------ RECORDS SHOWN ------
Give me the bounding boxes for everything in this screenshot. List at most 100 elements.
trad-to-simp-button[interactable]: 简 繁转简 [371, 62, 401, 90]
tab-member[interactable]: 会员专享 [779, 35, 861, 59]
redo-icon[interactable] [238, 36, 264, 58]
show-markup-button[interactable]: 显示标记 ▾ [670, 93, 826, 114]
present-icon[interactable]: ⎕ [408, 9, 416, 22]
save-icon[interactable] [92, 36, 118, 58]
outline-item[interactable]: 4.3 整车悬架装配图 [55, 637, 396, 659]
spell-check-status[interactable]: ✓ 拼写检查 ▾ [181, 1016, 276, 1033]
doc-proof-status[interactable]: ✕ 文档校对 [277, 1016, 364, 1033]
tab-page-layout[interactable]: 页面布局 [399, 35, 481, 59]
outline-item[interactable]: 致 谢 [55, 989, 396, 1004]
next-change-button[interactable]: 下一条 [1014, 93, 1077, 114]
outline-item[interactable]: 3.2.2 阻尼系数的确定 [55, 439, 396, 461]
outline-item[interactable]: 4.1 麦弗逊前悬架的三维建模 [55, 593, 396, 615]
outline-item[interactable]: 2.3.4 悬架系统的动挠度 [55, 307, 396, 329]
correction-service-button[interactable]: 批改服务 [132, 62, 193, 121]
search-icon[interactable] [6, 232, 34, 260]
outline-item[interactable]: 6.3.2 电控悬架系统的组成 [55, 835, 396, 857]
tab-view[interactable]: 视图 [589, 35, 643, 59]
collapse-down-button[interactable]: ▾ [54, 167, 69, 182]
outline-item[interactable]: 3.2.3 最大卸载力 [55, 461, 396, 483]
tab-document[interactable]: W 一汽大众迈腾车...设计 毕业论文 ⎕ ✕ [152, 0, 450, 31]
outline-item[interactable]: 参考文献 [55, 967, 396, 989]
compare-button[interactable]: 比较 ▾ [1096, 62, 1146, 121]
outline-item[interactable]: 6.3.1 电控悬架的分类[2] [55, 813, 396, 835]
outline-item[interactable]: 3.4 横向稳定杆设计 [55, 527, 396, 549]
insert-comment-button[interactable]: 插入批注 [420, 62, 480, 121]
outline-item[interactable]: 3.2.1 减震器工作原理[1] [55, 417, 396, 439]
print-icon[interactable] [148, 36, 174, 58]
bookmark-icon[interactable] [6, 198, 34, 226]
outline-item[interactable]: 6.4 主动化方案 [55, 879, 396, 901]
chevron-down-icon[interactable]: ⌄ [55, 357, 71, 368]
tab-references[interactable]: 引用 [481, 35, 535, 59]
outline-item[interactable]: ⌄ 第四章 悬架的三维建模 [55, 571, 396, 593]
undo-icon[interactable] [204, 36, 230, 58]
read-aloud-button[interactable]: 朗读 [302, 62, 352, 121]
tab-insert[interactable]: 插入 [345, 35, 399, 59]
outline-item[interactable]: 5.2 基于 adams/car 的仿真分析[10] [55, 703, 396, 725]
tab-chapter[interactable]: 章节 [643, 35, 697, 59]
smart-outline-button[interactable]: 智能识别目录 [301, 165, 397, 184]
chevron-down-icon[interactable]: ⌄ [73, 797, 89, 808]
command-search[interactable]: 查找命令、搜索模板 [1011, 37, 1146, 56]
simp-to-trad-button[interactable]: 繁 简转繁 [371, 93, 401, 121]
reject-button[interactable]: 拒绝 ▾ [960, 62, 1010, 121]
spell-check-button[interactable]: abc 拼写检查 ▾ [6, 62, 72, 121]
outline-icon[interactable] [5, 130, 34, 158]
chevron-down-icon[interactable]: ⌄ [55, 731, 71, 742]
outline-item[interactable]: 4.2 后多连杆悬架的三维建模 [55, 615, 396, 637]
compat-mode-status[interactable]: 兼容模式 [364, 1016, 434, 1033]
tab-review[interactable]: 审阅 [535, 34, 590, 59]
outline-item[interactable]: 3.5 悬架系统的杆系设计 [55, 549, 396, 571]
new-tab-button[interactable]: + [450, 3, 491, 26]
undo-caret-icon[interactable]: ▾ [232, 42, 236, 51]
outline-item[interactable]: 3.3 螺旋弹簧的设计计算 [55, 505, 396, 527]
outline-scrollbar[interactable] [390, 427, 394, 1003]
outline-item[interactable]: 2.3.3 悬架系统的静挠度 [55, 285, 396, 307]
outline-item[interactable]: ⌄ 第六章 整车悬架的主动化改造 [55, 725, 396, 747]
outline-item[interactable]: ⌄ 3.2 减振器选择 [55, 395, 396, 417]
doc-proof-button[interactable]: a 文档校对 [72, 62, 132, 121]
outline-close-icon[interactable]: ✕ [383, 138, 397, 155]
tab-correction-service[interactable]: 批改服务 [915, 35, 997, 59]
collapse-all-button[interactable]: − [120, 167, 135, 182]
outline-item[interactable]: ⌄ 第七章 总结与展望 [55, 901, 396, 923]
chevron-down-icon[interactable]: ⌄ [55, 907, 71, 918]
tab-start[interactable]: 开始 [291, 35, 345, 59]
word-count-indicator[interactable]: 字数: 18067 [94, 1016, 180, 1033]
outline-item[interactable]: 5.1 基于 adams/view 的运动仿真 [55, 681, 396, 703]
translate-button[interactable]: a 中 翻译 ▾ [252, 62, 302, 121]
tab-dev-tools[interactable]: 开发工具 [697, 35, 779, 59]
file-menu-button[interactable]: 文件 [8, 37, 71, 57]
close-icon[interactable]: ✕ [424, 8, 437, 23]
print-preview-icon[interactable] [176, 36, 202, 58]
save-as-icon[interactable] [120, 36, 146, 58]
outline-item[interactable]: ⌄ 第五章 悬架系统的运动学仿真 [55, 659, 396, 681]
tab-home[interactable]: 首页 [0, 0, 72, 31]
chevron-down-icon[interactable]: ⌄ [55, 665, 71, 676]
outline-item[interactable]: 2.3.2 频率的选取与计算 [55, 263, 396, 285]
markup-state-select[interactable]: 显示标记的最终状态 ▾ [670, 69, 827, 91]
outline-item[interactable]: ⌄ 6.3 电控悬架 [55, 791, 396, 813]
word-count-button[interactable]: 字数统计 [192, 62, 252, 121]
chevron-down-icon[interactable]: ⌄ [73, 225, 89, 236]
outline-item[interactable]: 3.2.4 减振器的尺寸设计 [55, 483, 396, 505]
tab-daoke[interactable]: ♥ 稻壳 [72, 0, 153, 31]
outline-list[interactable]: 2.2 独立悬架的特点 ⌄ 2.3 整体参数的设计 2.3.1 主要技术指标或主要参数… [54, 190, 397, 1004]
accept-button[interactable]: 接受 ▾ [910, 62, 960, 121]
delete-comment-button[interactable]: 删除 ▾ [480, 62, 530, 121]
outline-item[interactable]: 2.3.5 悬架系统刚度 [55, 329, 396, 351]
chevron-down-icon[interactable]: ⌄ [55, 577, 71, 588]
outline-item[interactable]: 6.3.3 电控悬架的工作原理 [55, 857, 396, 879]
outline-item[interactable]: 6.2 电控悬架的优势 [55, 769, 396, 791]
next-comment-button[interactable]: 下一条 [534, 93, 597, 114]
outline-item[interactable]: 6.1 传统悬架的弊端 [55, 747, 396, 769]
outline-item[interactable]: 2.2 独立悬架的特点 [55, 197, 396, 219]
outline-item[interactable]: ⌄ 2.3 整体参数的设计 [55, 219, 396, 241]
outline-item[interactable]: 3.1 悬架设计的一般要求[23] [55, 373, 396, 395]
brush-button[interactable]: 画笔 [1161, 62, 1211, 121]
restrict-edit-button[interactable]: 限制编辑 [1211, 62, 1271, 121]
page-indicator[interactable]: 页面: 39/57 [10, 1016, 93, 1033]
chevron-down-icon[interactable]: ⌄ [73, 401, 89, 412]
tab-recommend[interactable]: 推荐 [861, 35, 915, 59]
------
Copy all of the entries above word for word, with no changes.

Give me the bounding boxes for everything in this screenshot. List at most 100 elements.
trad-to-simp-button[interactable]: 简 繁转简 [371, 62, 401, 90]
tab-member[interactable]: 会员专享 [779, 35, 861, 59]
redo-icon[interactable] [238, 36, 264, 58]
show-markup-button[interactable]: 显示标记 ▾ [670, 93, 826, 114]
present-icon[interactable]: ⎕ [408, 9, 416, 22]
save-icon[interactable] [92, 36, 118, 58]
outline-item[interactable]: 4.3 整车悬架装配图 [55, 637, 396, 659]
spell-check-status[interactable]: ✓ 拼写检查 ▾ [181, 1016, 276, 1033]
doc-proof-status[interactable]: ✕ 文档校对 [277, 1016, 364, 1033]
tab-page-layout[interactable]: 页面布局 [399, 35, 481, 59]
outline-item[interactable]: 致 谢 [55, 989, 396, 1004]
next-change-button[interactable]: 下一条 [1014, 93, 1077, 114]
outline-item[interactable]: 3.2.2 阻尼系数的确定 [55, 439, 396, 461]
outline-item[interactable]: 4.1 麦弗逊前悬架的三维建模 [55, 593, 396, 615]
outline-item[interactable]: 2.3.4 悬架系统的动挠度 [55, 307, 396, 329]
correction-service-button[interactable]: 批改服务 [132, 62, 193, 121]
search-icon[interactable] [6, 232, 34, 260]
outline-item[interactable]: 6.3.2 电控悬架系统的组成 [55, 835, 396, 857]
tab-view[interactable]: 视图 [589, 35, 643, 59]
collapse-down-button[interactable]: ▾ [54, 167, 69, 182]
outline-item[interactable]: 3.2.3 最大卸载力 [55, 461, 396, 483]
tab-document[interactable]: W 一汽大众迈腾车...设计 毕业论文 ⎕ ✕ [152, 0, 450, 31]
outline-item[interactable]: 参考文献 [55, 967, 396, 989]
compare-button[interactable]: 比较 ▾ [1096, 62, 1146, 121]
outline-item[interactable]: 6.3.1 电控悬架的分类[2] [55, 813, 396, 835]
outline-item[interactable]: 3.4 横向稳定杆设计 [55, 527, 396, 549]
insert-comment-button[interactable]: 插入批注 [420, 62, 480, 121]
outline-item[interactable]: 3.2.1 减震器工作原理[1] [55, 417, 396, 439]
print-icon[interactable] [148, 36, 174, 58]
bookmark-icon[interactable] [6, 198, 34, 226]
outline-item[interactable]: 6.4 主动化方案 [55, 879, 396, 901]
chevron-down-icon[interactable]: ⌄ [55, 357, 71, 368]
tab-references[interactable]: 引用 [481, 35, 535, 59]
outline-item[interactable]: ⌄ 第四章 悬架的三维建模 [55, 571, 396, 593]
undo-icon[interactable] [204, 36, 230, 58]
read-aloud-button[interactable]: 朗读 [302, 62, 352, 121]
tab-insert[interactable]: 插入 [345, 35, 399, 59]
outline-item[interactable]: 5.2 基于 adams/car 的仿真分析[10] [55, 703, 396, 725]
tab-chapter[interactable]: 章节 [643, 35, 697, 59]
smart-outline-button[interactable]: 智能识别目录 [301, 165, 397, 184]
chevron-down-icon[interactable]: ⌄ [73, 797, 89, 808]
command-search[interactable]: 查找命令、搜索模板 [1011, 37, 1146, 56]
simp-to-trad-button[interactable]: 繁 简转繁 [371, 93, 401, 121]
reject-button[interactable]: 拒绝 ▾ [960, 62, 1010, 121]
spell-check-button[interactable]: abc 拼写检查 ▾ [6, 62, 72, 121]
outline-icon[interactable] [5, 130, 34, 158]
chevron-down-icon[interactable]: ⌄ [55, 731, 71, 742]
outline-item[interactable]: 4.2 后多连杆悬架的三维建模 [55, 615, 396, 637]
compat-mode-status[interactable]: 兼容模式 [364, 1016, 434, 1033]
tab-review[interactable]: 审阅 [535, 34, 590, 59]
outline-item[interactable]: 3.5 悬架系统的杆系设计 [55, 549, 396, 571]
new-tab-button[interactable]: + [450, 3, 491, 26]
undo-caret-icon[interactable]: ▾ [232, 42, 236, 51]
outline-item[interactable]: 3.3 螺旋弹簧的设计计算 [55, 505, 396, 527]
outline-scrollbar[interactable] [390, 427, 394, 1003]
outline-item[interactable]: 2.3.3 悬架系统的静挠度 [55, 285, 396, 307]
outline-item[interactable]: ⌄ 第六章 整车悬架的主动化改造 [55, 725, 396, 747]
outline-item[interactable]: ⌄ 3.2 减振器选择 [55, 395, 396, 417]
doc-proof-button[interactable]: a 文档校对 [72, 62, 132, 121]
outline-close-icon[interactable]: ✕ [383, 138, 397, 155]
tab-correction-service[interactable]: 批改服务 [915, 35, 997, 59]
collapse-all-button[interactable]: − [120, 167, 135, 182]
outline-item[interactable]: ⌄ 第七章 总结与展望 [55, 901, 396, 923]
chevron-down-icon[interactable]: ⌄ [55, 907, 71, 918]
tab-start[interactable]: 开始 [291, 35, 345, 59]
word-count-indicator[interactable]: 字数: 18067 [94, 1016, 180, 1033]
outline-item[interactable]: 5.1 基于 adams/view 的运动仿真 [55, 681, 396, 703]
translate-button[interactable]: a 中 翻译 ▾ [252, 62, 302, 121]
tab-dev-tools[interactable]: 开发工具 [697, 35, 779, 59]
file-menu-button[interactable]: 文件 [8, 37, 71, 57]
close-icon[interactable]: ✕ [424, 8, 437, 23]
print-preview-icon[interactable] [176, 36, 202, 58]
save-as-icon[interactable] [120, 36, 146, 58]
outline-item[interactable]: ⌄ 第五章 悬架系统的运动学仿真 [55, 659, 396, 681]
tab-home[interactable]: 首页 [0, 0, 72, 31]
chevron-down-icon[interactable]: ⌄ [55, 665, 71, 676]
outline-item[interactable]: 2.3.2 频率的选取与计算 [55, 263, 396, 285]
markup-state-select[interactable]: 显示标记的最终状态 ▾ [670, 69, 827, 91]
outline-item[interactable]: ⌄ 6.3 电控悬架 [55, 791, 396, 813]
word-count-button[interactable]: 字数统计 [192, 62, 252, 121]
chevron-down-icon[interactable]: ⌄ [73, 225, 89, 236]
outline-item[interactable]: 3.2.4 减振器的尺寸设计 [55, 483, 396, 505]
tab-daoke[interactable]: ♥ 稻壳 [72, 0, 153, 31]
outline-list[interactable]: 2.2 独立悬架的特点 ⌄ 2.3 整体参数的设计 2.3.1 主要技术指标或主要参数… [54, 190, 397, 1004]
accept-button[interactable]: 接受 ▾ [910, 62, 960, 121]
delete-comment-button[interactable]: 删除 ▾ [480, 62, 530, 121]
outline-item[interactable]: 2.3.5 悬架系统刚度 [55, 329, 396, 351]
chevron-down-icon[interactable]: ⌄ [55, 577, 71, 588]
outline-item[interactable]: 6.3.3 电控悬架的工作原理 [55, 857, 396, 879]
outline-item[interactable]: 6.2 电控悬架的优势 [55, 769, 396, 791]
next-comment-button[interactable]: 下一条 [534, 93, 597, 114]
outline-item[interactable]: 6.1 传统悬架的弊端 [55, 747, 396, 769]
outline-item[interactable]: 2.2 独立悬架的特点 [55, 197, 396, 219]
outline-item[interactable]: ⌄ 2.3 整体参数的设计 [55, 219, 396, 241]
outline-item[interactable]: 3.1 悬架设计的一般要求[23] [55, 373, 396, 395]
brush-button[interactable]: 画笔 [1161, 62, 1211, 121]
restrict-edit-button[interactable]: 限制编辑 [1211, 62, 1271, 121]
page-indicator[interactable]: 页面: 39/57 [10, 1016, 93, 1033]
chevron-down-icon[interactable]: ⌄ [73, 401, 89, 412]
tab-recommend[interactable]: 推荐 [861, 35, 915, 59]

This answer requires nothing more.